→ Written exercise
Review the material and extract every line in which the word "chứa" occurs.

Stored records:
········

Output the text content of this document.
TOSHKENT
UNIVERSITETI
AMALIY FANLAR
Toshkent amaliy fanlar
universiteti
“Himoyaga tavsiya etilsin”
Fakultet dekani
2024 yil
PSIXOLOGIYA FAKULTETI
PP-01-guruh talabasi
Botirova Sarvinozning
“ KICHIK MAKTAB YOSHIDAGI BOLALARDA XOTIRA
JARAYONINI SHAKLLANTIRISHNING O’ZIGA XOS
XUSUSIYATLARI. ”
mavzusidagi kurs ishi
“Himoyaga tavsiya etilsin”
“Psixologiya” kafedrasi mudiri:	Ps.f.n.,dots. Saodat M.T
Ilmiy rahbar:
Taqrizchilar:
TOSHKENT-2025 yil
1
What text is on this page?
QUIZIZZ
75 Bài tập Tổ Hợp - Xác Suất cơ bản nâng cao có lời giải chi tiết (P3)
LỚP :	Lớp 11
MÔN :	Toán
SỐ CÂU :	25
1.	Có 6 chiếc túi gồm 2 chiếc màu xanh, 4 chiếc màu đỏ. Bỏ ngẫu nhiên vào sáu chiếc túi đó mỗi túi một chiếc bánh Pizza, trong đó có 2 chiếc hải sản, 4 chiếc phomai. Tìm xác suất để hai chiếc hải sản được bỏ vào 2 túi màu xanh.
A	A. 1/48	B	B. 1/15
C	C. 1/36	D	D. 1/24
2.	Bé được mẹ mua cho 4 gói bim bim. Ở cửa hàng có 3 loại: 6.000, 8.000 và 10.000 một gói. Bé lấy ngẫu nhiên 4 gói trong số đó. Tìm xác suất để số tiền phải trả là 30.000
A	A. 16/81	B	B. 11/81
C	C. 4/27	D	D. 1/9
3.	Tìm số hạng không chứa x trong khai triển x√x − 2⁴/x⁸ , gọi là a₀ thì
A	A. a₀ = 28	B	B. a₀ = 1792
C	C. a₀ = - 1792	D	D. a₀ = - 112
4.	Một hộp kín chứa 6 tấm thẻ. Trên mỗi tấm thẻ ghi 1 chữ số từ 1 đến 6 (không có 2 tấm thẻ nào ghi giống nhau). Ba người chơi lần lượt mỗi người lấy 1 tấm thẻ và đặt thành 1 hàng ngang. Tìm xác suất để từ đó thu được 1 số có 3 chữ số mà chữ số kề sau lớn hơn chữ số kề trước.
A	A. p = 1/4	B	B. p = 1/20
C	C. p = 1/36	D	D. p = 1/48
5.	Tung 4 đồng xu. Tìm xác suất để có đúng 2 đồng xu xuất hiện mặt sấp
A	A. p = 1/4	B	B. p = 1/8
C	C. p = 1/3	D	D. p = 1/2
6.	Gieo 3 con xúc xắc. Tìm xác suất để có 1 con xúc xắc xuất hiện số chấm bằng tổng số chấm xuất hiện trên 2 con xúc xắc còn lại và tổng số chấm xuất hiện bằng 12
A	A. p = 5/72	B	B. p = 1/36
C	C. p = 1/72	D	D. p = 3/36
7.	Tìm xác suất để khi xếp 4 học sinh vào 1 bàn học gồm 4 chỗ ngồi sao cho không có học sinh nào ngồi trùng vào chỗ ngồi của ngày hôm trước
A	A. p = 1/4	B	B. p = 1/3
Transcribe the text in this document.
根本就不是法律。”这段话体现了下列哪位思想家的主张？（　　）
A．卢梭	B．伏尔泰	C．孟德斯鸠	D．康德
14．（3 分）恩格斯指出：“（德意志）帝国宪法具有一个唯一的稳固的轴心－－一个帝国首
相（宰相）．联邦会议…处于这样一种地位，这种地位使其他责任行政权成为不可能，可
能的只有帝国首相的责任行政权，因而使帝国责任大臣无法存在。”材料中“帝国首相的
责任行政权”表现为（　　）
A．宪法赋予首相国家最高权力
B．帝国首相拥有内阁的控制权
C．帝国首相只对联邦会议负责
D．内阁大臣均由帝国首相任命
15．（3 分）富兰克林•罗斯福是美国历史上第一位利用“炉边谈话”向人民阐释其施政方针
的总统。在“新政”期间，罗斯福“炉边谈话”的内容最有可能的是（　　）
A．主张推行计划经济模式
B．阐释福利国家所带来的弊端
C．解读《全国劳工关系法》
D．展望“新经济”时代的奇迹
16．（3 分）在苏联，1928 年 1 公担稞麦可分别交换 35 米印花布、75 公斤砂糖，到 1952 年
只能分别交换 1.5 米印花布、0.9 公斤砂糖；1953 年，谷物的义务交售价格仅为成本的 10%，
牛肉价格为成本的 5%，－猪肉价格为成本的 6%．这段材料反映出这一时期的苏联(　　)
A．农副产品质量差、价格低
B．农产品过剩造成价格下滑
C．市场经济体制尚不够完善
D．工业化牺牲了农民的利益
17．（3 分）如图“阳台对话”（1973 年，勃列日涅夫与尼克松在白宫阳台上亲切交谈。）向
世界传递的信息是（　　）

········

→ Response for this exercise
3.	Tìm số hạng không chứa x trong khai triển x√x − 2⁴/x⁸ , gọi là a₀ thì
4.	Một hộp kín chứa 6 tấm thẻ. Trên mỗi tấm thẻ ghi 1 chữ số từ 1 đến 6 (không có 2 tấm thẻ nào ghi giống nhau). Ba người chơi lần lượt mỗi người lấy 1 tấm thẻ và đặt thành 1 hàng ngang. Tìm xác suất để từ đó thu được 1 số có 3 chữ số mà chữ số kề sau lớn hơn chữ số kề trước.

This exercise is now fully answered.